* Directive:
Please tally the lines in the entries below that contain the string "close". Reply with only that number.

##### Exercise data #####

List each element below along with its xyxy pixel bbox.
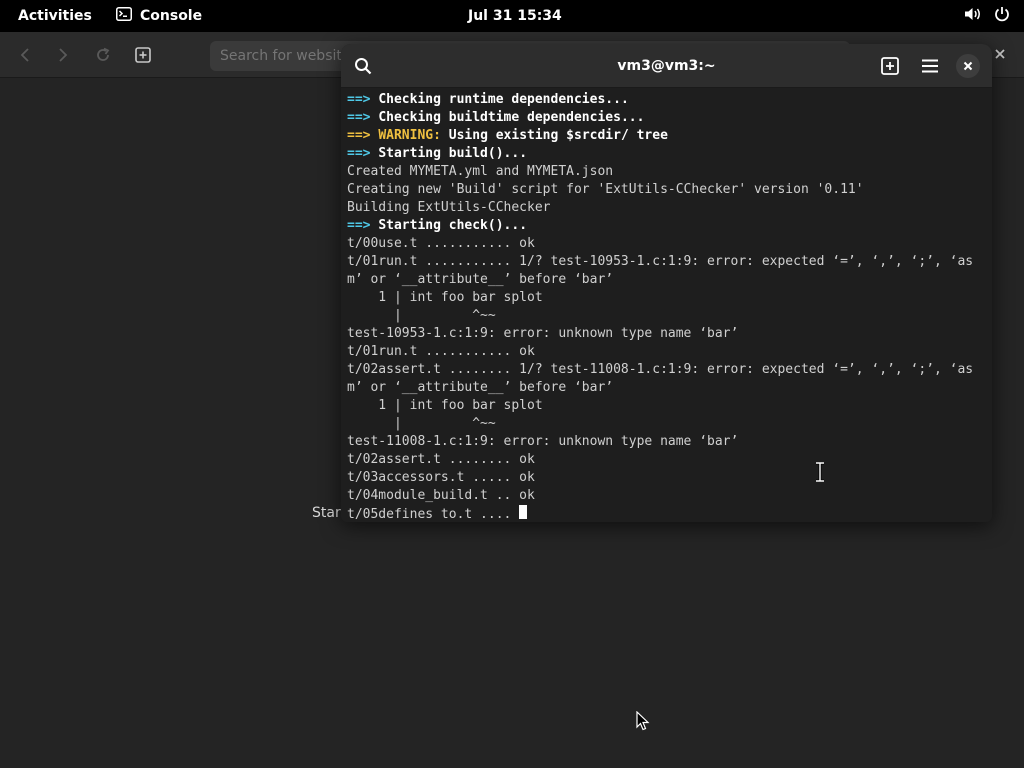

#####
##### Exercise data #####

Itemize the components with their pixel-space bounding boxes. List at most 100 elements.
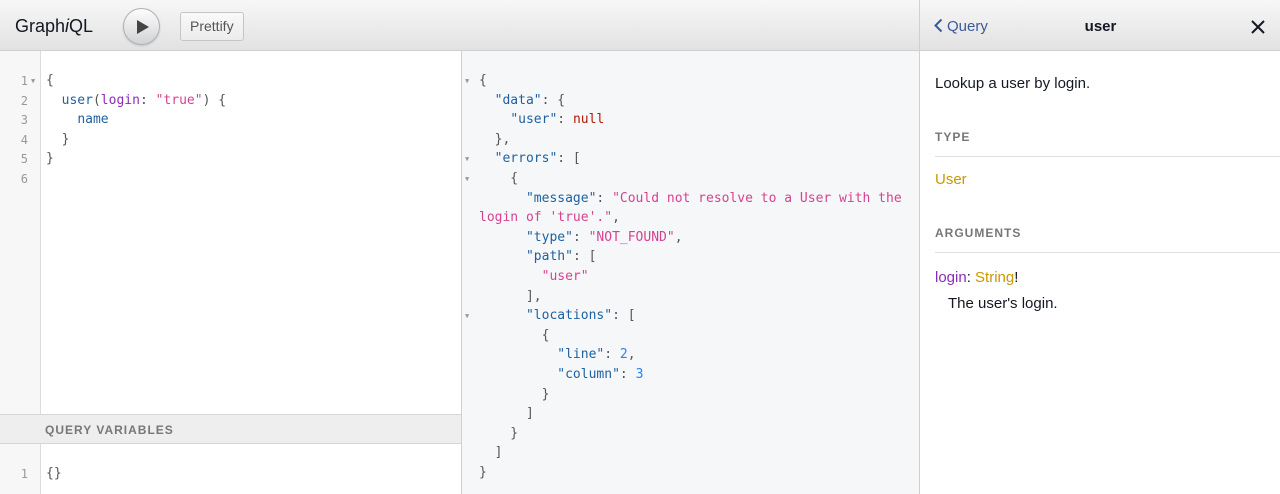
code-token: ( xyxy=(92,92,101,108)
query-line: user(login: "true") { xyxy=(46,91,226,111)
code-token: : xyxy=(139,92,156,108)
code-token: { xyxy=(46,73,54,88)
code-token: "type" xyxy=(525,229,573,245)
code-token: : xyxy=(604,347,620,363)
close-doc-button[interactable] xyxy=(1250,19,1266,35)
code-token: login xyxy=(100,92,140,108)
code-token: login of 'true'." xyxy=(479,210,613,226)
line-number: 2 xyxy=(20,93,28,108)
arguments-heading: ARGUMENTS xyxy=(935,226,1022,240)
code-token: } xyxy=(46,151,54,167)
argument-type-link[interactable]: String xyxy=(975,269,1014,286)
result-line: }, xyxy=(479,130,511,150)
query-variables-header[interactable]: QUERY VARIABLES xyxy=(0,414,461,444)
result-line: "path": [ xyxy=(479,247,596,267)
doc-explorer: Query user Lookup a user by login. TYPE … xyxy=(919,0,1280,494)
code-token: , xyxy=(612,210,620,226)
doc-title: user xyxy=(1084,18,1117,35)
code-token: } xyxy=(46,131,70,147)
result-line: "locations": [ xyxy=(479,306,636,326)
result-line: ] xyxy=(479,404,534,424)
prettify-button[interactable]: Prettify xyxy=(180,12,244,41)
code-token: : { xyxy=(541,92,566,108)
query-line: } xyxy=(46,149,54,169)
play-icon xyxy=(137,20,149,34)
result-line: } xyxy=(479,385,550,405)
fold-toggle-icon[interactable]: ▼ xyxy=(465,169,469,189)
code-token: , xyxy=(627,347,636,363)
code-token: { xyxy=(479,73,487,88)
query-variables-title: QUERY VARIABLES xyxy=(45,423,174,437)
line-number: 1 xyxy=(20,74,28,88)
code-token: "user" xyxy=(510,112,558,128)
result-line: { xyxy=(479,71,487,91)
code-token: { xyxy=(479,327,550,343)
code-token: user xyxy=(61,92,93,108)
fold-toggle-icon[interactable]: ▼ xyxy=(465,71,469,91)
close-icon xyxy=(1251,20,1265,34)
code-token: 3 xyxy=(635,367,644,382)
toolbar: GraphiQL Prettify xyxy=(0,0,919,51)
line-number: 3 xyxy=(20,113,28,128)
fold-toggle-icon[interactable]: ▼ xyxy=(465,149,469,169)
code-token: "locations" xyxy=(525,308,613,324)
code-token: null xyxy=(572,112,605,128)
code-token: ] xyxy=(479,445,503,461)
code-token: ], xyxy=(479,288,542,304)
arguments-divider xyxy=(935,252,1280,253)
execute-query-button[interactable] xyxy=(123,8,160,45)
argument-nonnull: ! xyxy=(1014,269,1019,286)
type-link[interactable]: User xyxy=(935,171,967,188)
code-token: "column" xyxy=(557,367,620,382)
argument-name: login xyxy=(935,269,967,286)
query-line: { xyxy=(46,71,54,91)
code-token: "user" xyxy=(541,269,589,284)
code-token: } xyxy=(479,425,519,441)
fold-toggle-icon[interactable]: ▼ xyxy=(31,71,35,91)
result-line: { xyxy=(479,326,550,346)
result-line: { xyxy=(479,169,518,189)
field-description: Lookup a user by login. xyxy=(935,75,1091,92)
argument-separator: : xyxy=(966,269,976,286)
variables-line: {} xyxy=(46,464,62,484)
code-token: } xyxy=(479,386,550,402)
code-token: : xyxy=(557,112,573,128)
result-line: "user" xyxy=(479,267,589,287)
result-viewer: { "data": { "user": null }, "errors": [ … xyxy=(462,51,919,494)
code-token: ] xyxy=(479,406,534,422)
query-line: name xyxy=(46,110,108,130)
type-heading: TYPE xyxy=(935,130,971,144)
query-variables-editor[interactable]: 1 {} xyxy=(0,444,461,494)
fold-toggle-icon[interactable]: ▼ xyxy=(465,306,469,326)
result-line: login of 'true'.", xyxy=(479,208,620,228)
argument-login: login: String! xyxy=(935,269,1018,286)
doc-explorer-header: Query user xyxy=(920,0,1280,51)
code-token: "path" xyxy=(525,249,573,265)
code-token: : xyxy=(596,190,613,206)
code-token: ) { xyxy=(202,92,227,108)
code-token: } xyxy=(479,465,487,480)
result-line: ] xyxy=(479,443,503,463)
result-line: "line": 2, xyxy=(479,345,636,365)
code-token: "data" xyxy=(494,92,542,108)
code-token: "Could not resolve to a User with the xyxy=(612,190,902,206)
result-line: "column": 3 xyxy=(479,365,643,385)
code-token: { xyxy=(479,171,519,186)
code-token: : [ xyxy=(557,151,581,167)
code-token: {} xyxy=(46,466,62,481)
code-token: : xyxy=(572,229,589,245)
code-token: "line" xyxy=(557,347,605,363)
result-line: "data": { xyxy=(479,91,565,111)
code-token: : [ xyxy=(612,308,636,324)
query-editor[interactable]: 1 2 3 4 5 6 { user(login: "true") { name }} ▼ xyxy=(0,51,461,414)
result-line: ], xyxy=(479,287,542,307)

#####

* Expected output:
2